------ SUPPLIED RECORDS ------

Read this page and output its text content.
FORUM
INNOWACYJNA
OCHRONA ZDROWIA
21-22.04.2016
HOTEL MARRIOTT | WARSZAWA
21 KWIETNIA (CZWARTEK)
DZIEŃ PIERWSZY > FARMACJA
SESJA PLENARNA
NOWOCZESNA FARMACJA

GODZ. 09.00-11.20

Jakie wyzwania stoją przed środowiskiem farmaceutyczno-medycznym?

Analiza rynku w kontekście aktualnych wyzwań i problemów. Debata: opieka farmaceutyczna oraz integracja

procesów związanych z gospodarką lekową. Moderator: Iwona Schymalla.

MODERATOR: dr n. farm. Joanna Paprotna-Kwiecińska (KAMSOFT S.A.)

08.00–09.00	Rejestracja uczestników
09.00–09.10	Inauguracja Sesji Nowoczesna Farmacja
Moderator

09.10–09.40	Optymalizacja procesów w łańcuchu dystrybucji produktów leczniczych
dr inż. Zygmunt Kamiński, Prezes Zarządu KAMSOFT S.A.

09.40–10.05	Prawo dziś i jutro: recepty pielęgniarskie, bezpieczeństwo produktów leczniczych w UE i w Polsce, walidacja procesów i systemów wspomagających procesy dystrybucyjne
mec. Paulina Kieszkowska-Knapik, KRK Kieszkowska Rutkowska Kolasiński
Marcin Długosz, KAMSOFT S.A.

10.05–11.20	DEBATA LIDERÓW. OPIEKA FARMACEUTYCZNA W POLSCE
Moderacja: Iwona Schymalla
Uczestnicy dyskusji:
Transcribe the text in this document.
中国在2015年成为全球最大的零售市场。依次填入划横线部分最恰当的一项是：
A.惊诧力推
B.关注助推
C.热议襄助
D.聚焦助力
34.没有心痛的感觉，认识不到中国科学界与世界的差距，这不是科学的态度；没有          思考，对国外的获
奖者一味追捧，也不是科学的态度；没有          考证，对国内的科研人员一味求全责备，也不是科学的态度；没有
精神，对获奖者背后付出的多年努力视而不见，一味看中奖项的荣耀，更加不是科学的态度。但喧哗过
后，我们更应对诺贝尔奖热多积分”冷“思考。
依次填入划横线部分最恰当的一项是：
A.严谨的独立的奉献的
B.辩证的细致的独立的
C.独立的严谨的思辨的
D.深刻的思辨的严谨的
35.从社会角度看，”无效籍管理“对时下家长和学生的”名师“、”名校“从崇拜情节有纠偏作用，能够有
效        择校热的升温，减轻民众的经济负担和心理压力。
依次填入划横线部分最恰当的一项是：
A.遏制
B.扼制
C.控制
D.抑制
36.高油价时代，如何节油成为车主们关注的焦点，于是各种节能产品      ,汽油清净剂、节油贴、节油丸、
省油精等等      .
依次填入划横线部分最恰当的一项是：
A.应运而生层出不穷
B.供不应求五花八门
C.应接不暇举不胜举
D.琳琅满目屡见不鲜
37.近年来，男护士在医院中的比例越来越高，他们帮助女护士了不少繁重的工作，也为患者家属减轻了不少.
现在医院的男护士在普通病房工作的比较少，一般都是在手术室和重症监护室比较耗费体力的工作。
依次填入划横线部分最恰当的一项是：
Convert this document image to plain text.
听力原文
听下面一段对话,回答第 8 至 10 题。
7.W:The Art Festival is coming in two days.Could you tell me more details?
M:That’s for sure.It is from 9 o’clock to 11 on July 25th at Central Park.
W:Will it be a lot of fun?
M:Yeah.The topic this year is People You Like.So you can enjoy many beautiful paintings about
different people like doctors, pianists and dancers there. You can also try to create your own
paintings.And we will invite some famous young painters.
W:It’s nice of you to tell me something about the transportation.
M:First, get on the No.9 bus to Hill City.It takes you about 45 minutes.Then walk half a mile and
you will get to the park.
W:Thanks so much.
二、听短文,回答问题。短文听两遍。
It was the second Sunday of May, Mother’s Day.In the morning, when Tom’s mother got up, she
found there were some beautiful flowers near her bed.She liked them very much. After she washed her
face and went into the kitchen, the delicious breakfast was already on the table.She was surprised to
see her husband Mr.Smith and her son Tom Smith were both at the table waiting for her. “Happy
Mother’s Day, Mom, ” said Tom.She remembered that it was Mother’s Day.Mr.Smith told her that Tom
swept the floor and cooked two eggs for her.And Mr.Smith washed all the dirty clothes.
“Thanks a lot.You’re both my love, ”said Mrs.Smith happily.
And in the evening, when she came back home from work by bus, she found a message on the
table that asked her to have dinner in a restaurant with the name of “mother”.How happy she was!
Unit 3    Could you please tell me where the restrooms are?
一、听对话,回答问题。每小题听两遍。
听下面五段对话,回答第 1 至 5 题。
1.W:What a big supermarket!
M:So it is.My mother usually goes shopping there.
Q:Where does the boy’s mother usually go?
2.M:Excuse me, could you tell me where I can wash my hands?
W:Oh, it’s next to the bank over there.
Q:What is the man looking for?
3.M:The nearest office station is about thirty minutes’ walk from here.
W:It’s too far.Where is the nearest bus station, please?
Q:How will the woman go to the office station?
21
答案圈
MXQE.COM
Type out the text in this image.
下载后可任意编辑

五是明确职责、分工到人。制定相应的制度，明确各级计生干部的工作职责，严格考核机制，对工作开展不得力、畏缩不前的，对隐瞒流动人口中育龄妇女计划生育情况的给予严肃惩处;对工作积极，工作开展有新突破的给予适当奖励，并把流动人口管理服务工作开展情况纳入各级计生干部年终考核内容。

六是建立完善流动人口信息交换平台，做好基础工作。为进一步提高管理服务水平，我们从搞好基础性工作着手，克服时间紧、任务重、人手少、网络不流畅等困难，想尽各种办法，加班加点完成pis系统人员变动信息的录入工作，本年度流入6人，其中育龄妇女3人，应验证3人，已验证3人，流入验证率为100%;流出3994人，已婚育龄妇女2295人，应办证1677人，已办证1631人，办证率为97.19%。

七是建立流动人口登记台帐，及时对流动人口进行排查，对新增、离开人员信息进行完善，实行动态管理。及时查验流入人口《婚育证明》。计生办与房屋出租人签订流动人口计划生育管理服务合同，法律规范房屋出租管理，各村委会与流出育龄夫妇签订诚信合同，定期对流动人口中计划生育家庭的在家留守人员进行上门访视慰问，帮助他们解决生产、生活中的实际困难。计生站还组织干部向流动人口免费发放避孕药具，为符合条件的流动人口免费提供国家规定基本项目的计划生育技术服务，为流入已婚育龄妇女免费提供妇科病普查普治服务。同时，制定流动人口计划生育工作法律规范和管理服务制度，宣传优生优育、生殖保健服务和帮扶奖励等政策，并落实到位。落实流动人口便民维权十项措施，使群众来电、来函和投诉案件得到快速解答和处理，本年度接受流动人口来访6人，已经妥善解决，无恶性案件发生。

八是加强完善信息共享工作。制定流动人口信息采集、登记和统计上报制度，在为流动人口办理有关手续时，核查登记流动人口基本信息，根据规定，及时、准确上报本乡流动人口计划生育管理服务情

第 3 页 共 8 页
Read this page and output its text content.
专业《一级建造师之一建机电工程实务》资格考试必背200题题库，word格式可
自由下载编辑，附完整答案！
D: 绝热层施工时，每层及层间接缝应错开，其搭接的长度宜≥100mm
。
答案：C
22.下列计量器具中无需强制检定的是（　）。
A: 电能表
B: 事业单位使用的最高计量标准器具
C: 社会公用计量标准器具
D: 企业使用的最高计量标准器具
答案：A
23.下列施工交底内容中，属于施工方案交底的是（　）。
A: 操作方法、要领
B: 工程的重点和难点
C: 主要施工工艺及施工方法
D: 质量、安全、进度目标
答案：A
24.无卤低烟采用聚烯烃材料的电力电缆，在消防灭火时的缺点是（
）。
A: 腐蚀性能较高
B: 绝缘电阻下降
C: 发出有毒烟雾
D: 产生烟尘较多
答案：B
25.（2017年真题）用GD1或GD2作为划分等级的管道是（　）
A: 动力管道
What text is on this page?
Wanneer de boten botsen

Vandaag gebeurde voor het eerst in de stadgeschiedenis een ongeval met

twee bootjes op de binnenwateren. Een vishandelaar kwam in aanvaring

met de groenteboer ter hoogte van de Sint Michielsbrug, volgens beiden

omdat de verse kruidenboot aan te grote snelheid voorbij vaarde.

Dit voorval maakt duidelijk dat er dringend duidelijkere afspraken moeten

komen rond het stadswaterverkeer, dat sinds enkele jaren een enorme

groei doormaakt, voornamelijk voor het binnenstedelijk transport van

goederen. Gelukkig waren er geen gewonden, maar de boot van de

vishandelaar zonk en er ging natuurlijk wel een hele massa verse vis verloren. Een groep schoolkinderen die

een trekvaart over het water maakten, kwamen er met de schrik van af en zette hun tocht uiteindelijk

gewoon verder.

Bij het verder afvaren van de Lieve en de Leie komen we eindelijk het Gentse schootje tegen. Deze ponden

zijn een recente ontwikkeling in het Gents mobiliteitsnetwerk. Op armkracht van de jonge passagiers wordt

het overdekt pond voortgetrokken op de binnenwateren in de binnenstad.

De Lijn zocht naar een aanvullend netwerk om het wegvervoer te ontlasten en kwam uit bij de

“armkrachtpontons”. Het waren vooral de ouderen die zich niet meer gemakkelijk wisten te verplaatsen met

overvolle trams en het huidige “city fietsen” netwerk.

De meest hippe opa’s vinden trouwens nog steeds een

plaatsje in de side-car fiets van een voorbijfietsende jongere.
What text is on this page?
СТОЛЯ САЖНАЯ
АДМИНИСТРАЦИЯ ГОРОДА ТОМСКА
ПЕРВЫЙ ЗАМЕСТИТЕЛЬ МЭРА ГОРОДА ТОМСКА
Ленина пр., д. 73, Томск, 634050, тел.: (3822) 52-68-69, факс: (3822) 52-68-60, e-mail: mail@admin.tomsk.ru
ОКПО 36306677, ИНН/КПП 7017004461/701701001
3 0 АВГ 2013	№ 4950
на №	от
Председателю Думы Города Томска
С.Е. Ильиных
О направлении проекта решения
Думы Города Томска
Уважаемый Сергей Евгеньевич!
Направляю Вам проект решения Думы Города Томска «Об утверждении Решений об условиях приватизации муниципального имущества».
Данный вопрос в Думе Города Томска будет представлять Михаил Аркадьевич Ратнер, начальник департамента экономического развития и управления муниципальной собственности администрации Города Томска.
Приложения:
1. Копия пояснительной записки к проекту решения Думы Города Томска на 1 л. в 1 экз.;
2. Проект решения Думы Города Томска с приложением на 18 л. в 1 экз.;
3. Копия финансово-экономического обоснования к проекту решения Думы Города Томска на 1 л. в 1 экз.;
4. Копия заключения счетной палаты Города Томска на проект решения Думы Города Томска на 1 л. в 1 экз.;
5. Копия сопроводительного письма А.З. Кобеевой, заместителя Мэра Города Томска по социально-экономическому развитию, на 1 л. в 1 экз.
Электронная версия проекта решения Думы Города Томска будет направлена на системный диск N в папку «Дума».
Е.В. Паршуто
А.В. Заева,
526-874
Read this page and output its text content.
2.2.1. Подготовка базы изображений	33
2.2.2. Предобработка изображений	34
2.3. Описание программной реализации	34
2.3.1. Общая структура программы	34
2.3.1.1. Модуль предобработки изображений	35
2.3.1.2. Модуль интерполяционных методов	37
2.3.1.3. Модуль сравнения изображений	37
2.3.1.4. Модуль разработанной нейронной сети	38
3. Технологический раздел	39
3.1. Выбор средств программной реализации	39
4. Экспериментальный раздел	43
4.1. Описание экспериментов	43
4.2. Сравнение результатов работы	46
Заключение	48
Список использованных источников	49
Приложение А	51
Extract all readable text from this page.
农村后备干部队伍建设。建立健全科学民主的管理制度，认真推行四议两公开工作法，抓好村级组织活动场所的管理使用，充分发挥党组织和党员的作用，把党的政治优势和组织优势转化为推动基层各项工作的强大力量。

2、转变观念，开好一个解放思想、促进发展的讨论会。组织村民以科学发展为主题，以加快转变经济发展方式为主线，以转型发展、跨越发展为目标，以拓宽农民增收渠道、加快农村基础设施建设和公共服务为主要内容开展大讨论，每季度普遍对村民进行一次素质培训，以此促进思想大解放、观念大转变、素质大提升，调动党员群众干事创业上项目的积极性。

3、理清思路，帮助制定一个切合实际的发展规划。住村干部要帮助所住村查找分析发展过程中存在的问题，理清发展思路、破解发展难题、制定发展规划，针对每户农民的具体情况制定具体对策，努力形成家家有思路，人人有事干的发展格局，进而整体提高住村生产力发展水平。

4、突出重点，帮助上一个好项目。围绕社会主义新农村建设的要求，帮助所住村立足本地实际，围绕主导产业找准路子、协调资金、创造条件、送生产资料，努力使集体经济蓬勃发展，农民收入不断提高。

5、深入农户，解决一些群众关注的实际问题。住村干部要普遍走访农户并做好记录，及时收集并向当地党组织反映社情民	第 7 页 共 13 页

------

*WHAT THE TASK REQUIRES:* Find the lines containing "Iwona" and list every one of them.

*EXERCISE RESULT:*
procesów związanych z gospodarką lekową. Moderator: Iwona Schymalla.
Moderacja: Iwona Schymalla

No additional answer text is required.